## TU OBJETIVO
Reproduce sin cambios el pasaje del texto sobre la Inquisición que va entre "Inicialmente se intentó" y "de la Inquisición.", ambos incluidos.

16. ¿QUÉ SUCEDIÓ REALMENTE CON LA INQUISICIÓN?
¿Es Razonable ser Creyente?
50 cuestiones actuales en torno a la fe
Alfonso Aguiló
16. ¿QUÉ SUCEDIÓ REALMENTE CON
LA INQUISICIÓN?
Un concepto errado de
libertad religiosa
Distinguir entre tópicos y
verdades
Si poseyeseis cien bellas
cualidades,
la gente
os miraría
por el
lado menos favorable.
Molière
Un concepto errado de libertad religiosa
El origen de la
Inquisición se remonta al siglo XIII. El primer tribunal para juzgar delitos
contra la fe nació en Sicilia en el año 1223. Por aquella época surgieron en
Europa diversas herejías que pronto alcanzaron bastante difusión.
Inicialmente se intentó que cambiaran de postura mediante la predicación
pacífica, pero después se les combatió formalmente. En esas circunstancias
nacieron los primeros tribunales de la Inquisición.
—¿Y
no es un contrasentido perseguir la herejía de esa manera?

## CONTENIDO DEL CONJUNTO
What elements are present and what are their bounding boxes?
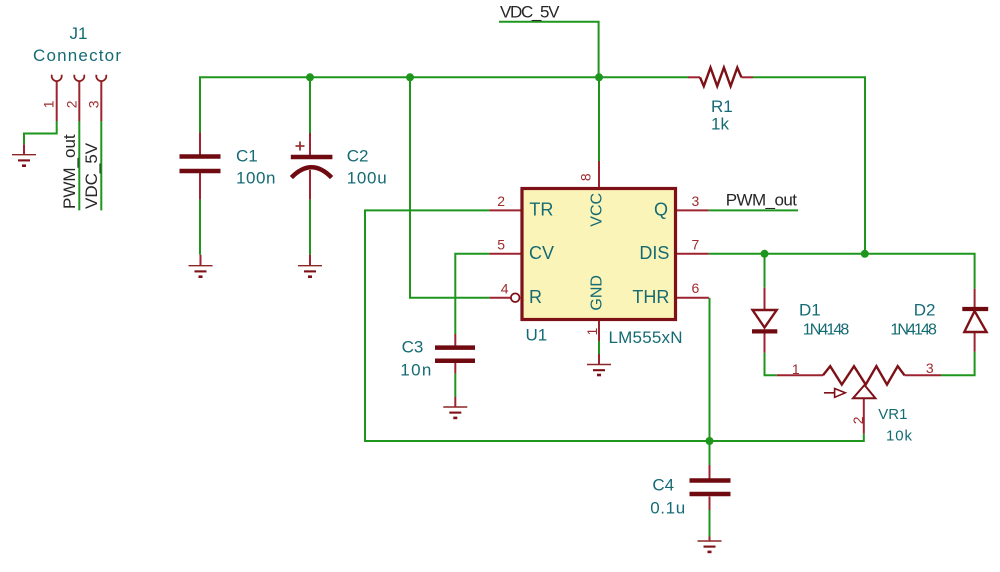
svg-text:VR1: VR1: [878, 406, 907, 423]
svg-text:C2: C2: [347, 147, 369, 166]
svg-text:3: 3: [926, 360, 934, 376]
svg-text:3: 3: [692, 193, 700, 209]
svg-text:C3: C3: [402, 338, 424, 357]
svg-text:U1: U1: [526, 326, 548, 345]
svg-text:5: 5: [497, 236, 505, 252]
svg-text:R: R: [529, 287, 542, 307]
svg-text:6: 6: [692, 280, 700, 296]
svg-text:2: 2: [63, 100, 79, 108]
svg-text:4: 4: [501, 280, 509, 296]
svg-text:VDC_5V: VDC_5V: [82, 142, 101, 209]
svg-text:8: 8: [578, 173, 594, 181]
svg-text:1: 1: [584, 327, 600, 335]
svg-text:10n: 10n: [400, 360, 431, 379]
svg-text:1N4148: 1N4148: [890, 322, 937, 339]
svg-text:VCC: VCC: [589, 193, 606, 227]
svg-text:DIS: DIS: [639, 243, 669, 263]
svg-text:D1: D1: [799, 300, 821, 319]
svg-text:THR: THR: [632, 287, 669, 307]
svg-text:3: 3: [85, 100, 101, 108]
svg-text:2: 2: [497, 193, 505, 209]
svg-text:0.1u: 0.1u: [650, 499, 685, 518]
svg-text:C1: C1: [236, 147, 258, 166]
svg-text:Connector: Connector: [33, 46, 121, 65]
svg-text:1: 1: [792, 361, 800, 377]
svg-text:CV: CV: [529, 243, 554, 263]
svg-text:TR: TR: [529, 199, 553, 219]
svg-text:7: 7: [692, 236, 700, 252]
svg-text:PWM_out: PWM_out: [726, 191, 798, 210]
svg-text:1N4148: 1N4148: [803, 322, 850, 339]
svg-text:100n: 100n: [236, 168, 276, 187]
svg-text:10k: 10k: [886, 428, 913, 445]
svg-text:1k: 1k: [711, 114, 729, 133]
svg-text:LM555xN: LM555xN: [609, 328, 683, 347]
svg-text:Q: Q: [654, 199, 668, 219]
svg-text:R1: R1: [711, 97, 733, 116]
svg-text:C4: C4: [652, 476, 674, 495]
svg-text:100u: 100u: [347, 168, 387, 187]
svg-text:D2: D2: [914, 300, 936, 319]
svg-text:VDC_5V: VDC_5V: [500, 2, 560, 21]
svg-text:J1: J1: [70, 24, 88, 43]
svg-text:2: 2: [850, 416, 866, 424]
svg-text:PWM_out: PWM_out: [60, 134, 79, 209]
svg-text:1: 1: [41, 100, 57, 108]
svg-text:GND: GND: [589, 275, 606, 311]
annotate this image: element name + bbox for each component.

## RESULTADO OBTENIDO
Inicialmente se intentó que cambiaran de postura mediante la predicación
pacífica, pero después se les combatió formalmente. En esas circunstancias
nacieron los primeros tribunales de la Inquisición.